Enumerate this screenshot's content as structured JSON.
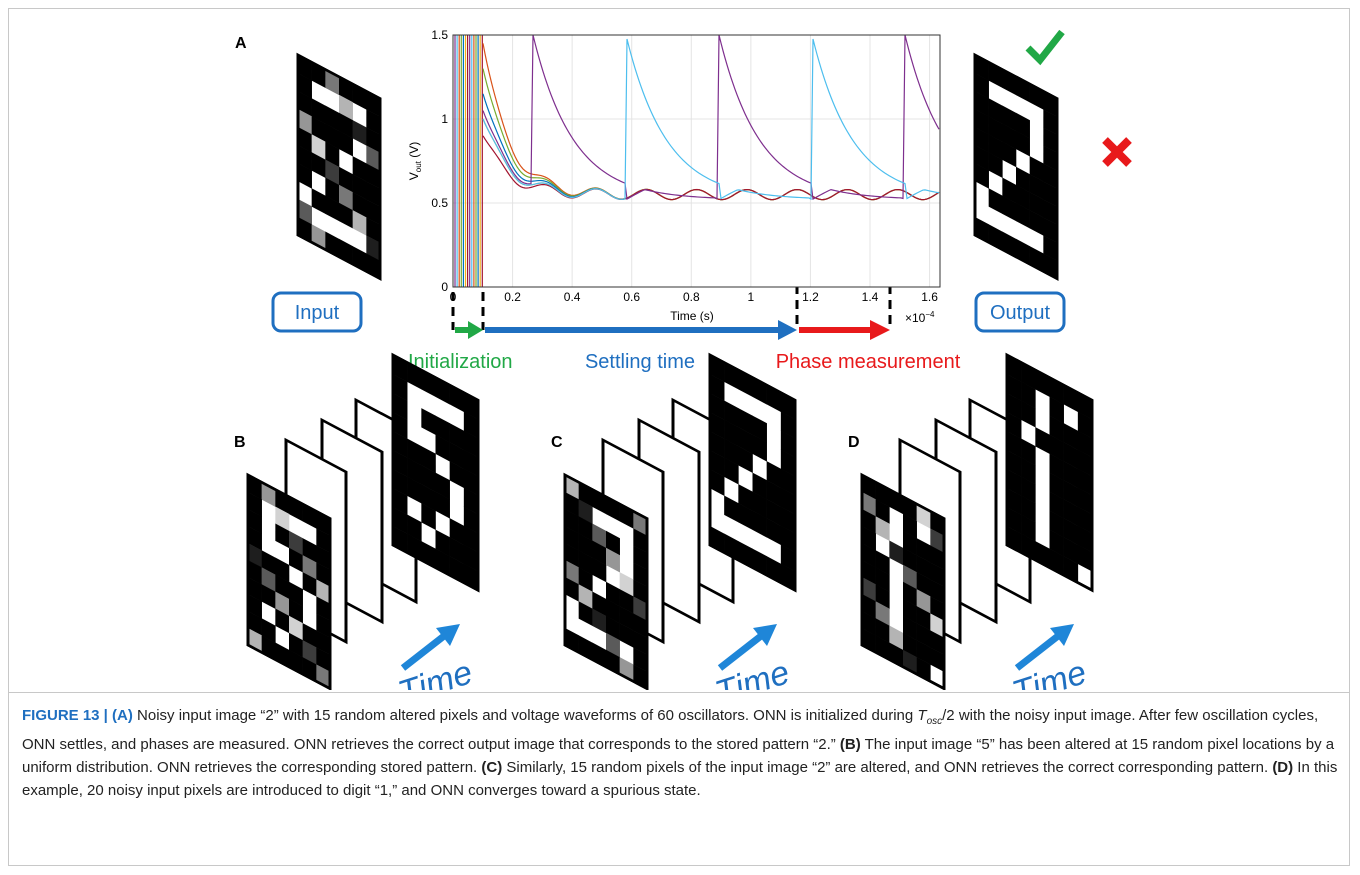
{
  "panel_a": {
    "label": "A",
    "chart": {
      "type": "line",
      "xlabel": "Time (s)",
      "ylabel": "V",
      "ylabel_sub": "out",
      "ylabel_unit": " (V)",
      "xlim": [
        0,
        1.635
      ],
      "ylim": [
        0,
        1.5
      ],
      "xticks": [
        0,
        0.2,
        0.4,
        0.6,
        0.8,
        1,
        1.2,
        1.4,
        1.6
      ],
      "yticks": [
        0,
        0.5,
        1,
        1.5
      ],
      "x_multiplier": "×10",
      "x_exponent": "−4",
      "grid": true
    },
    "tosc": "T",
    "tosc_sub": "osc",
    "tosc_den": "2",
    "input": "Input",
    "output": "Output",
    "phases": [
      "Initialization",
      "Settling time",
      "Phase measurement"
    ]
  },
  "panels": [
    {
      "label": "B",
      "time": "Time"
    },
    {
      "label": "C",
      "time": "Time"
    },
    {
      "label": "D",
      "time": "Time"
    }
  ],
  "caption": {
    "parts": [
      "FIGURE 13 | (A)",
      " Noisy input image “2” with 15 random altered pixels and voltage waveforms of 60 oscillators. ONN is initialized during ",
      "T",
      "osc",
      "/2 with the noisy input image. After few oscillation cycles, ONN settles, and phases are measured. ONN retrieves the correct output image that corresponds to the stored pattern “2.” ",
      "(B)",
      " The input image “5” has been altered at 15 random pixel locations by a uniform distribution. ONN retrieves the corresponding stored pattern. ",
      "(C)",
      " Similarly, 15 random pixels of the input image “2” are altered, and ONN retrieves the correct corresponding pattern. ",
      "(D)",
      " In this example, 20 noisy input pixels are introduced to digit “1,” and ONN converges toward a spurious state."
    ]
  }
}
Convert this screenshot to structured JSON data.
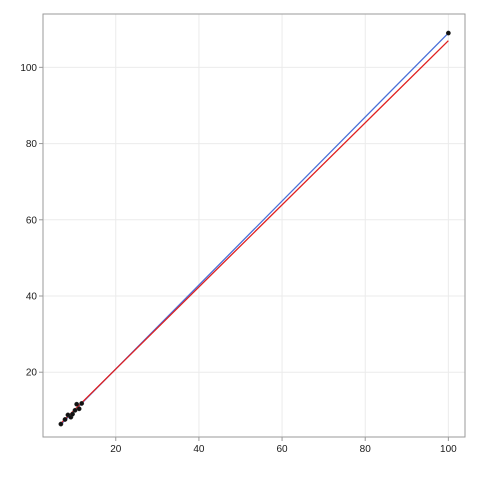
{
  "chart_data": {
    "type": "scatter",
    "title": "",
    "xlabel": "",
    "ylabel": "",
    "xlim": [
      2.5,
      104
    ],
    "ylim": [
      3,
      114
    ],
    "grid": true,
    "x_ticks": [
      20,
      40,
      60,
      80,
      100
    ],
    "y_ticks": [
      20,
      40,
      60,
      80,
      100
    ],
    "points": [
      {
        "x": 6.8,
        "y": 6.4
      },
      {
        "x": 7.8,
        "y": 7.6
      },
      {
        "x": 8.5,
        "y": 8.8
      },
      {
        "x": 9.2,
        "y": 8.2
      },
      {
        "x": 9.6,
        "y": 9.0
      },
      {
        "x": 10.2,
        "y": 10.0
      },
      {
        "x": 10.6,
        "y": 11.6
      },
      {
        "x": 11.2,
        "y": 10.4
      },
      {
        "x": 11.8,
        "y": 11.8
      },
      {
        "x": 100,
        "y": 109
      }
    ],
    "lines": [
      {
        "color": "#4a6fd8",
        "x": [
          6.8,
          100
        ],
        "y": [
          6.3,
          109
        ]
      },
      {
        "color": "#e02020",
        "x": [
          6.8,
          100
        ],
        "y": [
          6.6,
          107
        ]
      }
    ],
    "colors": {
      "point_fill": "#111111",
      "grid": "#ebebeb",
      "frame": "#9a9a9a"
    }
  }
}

- - - - - - -

→ **What is asked**
Each entry should be repeated exactly as it appears; the pictures stay out.

→ **Final result**
Enumerate this screenshot's content as structured JSON.
{
  "panel_a": {
    "label": "A",
    "chart": {
      "type": "line",
      "xlabel": "Time (s)",
      "ylabel": "V",
      "ylabel_sub": "out",
      "ylabel_unit": " (V)",
      "xlim": [
        0,
        1.635
      ],
      "ylim": [
        0,
        1.5
      ],
      "xticks": [
        0,
        0.2,
        0.4,
        0.6,
        0.8,
        1,
        1.2,
        1.4,
        1.6
      ],
      "yticks": [
        0,
        0.5,
        1,
        1.5
      ],
      "x_multiplier": "×10",
      "x_exponent": "−4",
      "grid": true
    },
    "tosc": "T",
    "tosc_sub": "osc",
    "tosc_den": "2",
    "input": "Input",
    "output": "Output",
    "phases": [
      "Initialization",
      "Settling time",
      "Phase measurement"
    ]
  },
  "panels": [
    {
      "label": "B",
      "time": "Time"
    },
    {
      "label": "C",
      "time": "Time"
    },
    {
      "label": "D",
      "time": "Time"
    }
  ],
  "caption": {
    "parts": [
      "FIGURE 13 | (A)",
      " Noisy input image “2” with 15 random altered pixels and voltage waveforms of 60 oscillators. ONN is initialized during ",
      "T",
      "osc",
      "/2 with the noisy input image. After few oscillation cycles, ONN settles, and phases are measured. ONN retrieves the correct output image that corresponds to the stored pattern “2.” ",
      "(B)",
      " The input image “5” has been altered at 15 random pixel locations by a uniform distribution. ONN retrieves the corresponding stored pattern. ",
      "(C)",
      " Similarly, 15 random pixels of the input image “2” are altered, and ONN retrieves the correct corresponding pattern. ",
      "(D)",
      " In this example, 20 noisy input pixels are introduced to digit “1,” and ONN converges toward a spurious state."
    ]
  }
}
Convert this screenshot to structured JSON data.
{
  "chart_data": {
    "type": "scatter",
    "title": "",
    "xlabel": "",
    "ylabel": "",
    "xlim": [
      2.5,
      104
    ],
    "ylim": [
      3,
      114
    ],
    "grid": true,
    "x_ticks": [
      20,
      40,
      60,
      80,
      100
    ],
    "y_ticks": [
      20,
      40,
      60,
      80,
      100
    ],
    "points": [
      {
        "x": 6.8,
        "y": 6.4
      },
      {
        "x": 7.8,
        "y": 7.6
      },
      {
        "x": 8.5,
        "y": 8.8
      },
      {
        "x": 9.2,
        "y": 8.2
      },
      {
        "x": 9.6,
        "y": 9.0
      },
      {
        "x": 10.2,
        "y": 10.0
      },
      {
        "x": 10.6,
        "y": 11.6
      },
      {
        "x": 11.2,
        "y": 10.4
      },
      {
        "x": 11.8,
        "y": 11.8
      },
      {
        "x": 100,
        "y": 109
      }
    ],
    "lines": [
      {
        "color": "#4a6fd8",
        "x": [
          6.8,
          100
        ],
        "y": [
          6.3,
          109
        ]
      },
      {
        "color": "#e02020",
        "x": [
          6.8,
          100
        ],
        "y": [
          6.6,
          107
        ]
      }
    ],
    "colors": {
      "point_fill": "#111111",
      "grid": "#ebebeb",
      "frame": "#9a9a9a"
    }
  }
}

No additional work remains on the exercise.